(Collected data)
##############################

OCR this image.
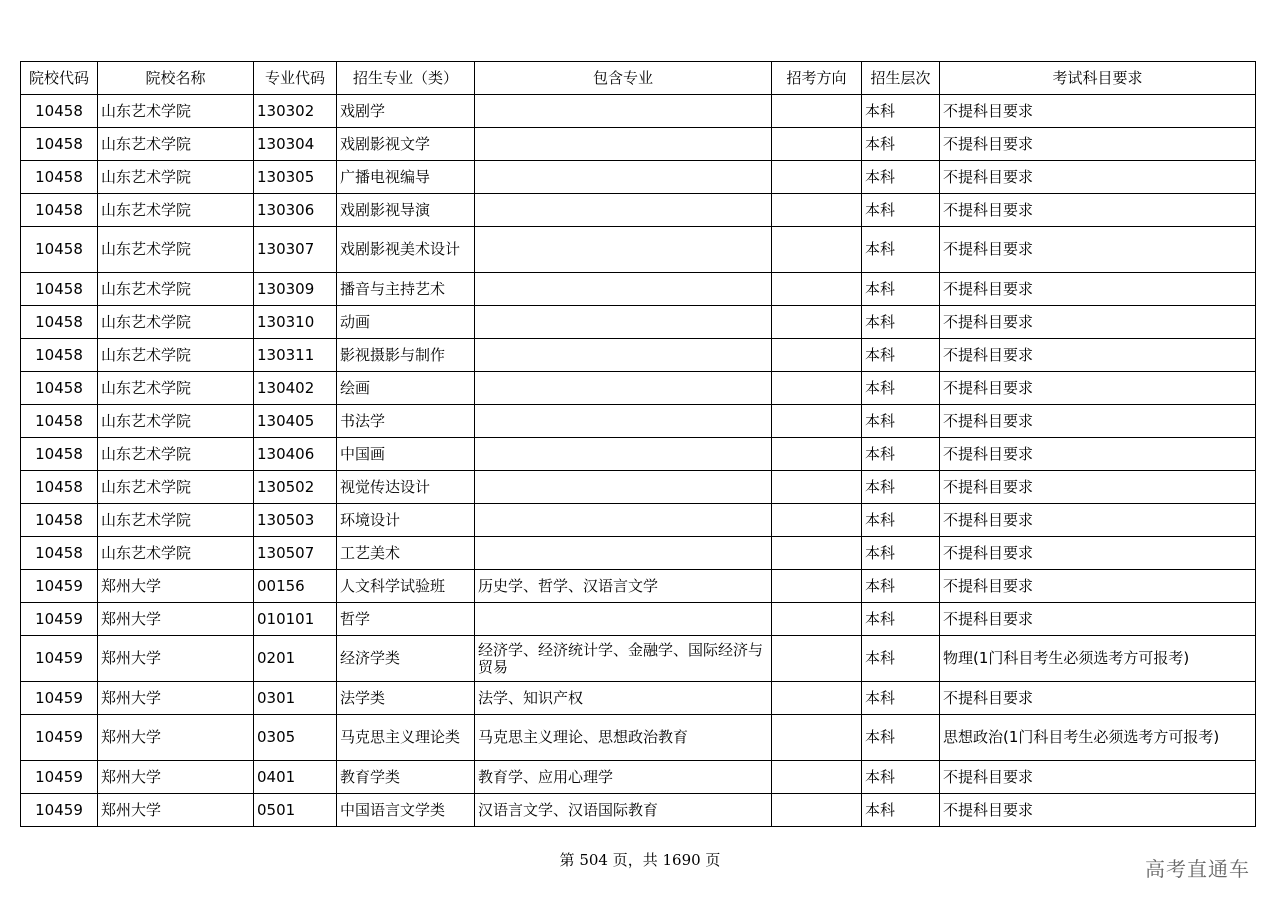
院校代码	院校名称	专业代码	招生专业（类）	包含专业	招考方向	招生层次	考试科目要求
10458	山东艺术学院	130302	戏剧学			本科	不提科目要求
10458	山东艺术学院	130304	戏剧影视文学			本科	不提科目要求
10458	山东艺术学院	130305	广播电视编导			本科	不提科目要求
10458	山东艺术学院	130306	戏剧影视导演			本科	不提科目要求
10458	山东艺术学院	130307	戏剧影视美术设计			本科	不提科目要求
10458	山东艺术学院	130309	播音与主持艺术			本科	不提科目要求
10458	山东艺术学院	130310	动画			本科	不提科目要求
10458	山东艺术学院	130311	影视摄影与制作			本科	不提科目要求
10458	山东艺术学院	130402	绘画			本科	不提科目要求
10458	山东艺术学院	130405	书法学			本科	不提科目要求
10458	山东艺术学院	130406	中国画			本科	不提科目要求
10458	山东艺术学院	130502	视觉传达设计			本科	不提科目要求
10458	山东艺术学院	130503	环境设计			本科	不提科目要求
10458	山东艺术学院	130507	工艺美术			本科	不提科目要求
10459	郑州大学	00156	人文科学试验班	历史学、哲学、汉语言文学		本科	不提科目要求
10459	郑州大学	010101	哲学			本科	不提科目要求
10459	郑州大学	0201	经济学类	经济学、经济统计学、金融学、国际经济与贸易		本科	物理(1门科目考生必须选考方可报考)
10459	郑州大学	0301	法学类	法学、知识产权		本科	不提科目要求
10459	郑州大学	0305	马克思主义理论类	马克思主义理论、思想政治教育		本科	思想政治(1门科目考生必须选考方可报考)
10459	郑州大学	0401	教育学类	教育学、应用心理学		本科	不提科目要求
10459	郑州大学	0501	中国语言文学类	汉语言文学、汉语国际教育		本科	不提科目要求
第 504 页，共 1690 页	高考直通车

##############################

# WHAT YOU HAVE TO DO:
Check each line of the records above for the string "郑州大学", and report every line that has it.

# COMPLETE RESPONSE:
10459	郑州大学	00156	人文科学试验班	历史学、哲学、汉语言文学		本科	不提科目要求
10459	郑州大学	010101	哲学			本科	不提科目要求
10459	郑州大学	0201	经济学类	经济学、经济统计学、金融学、国际经济与贸易		本科	物理(1门科目考生必须选考方可报考)
10459	郑州大学	0301	法学类	法学、知识产权		本科	不提科目要求
10459	郑州大学	0305	马克思主义理论类	马克思主义理论、思想政治教育		本科	思想政治(1门科目考生必须选考方可报考)
10459	郑州大学	0401	教育学类	教育学、应用心理学		本科	不提科目要求
10459	郑州大学	0501	中国语言文学类	汉语言文学、汉语国际教育		本科	不提科目要求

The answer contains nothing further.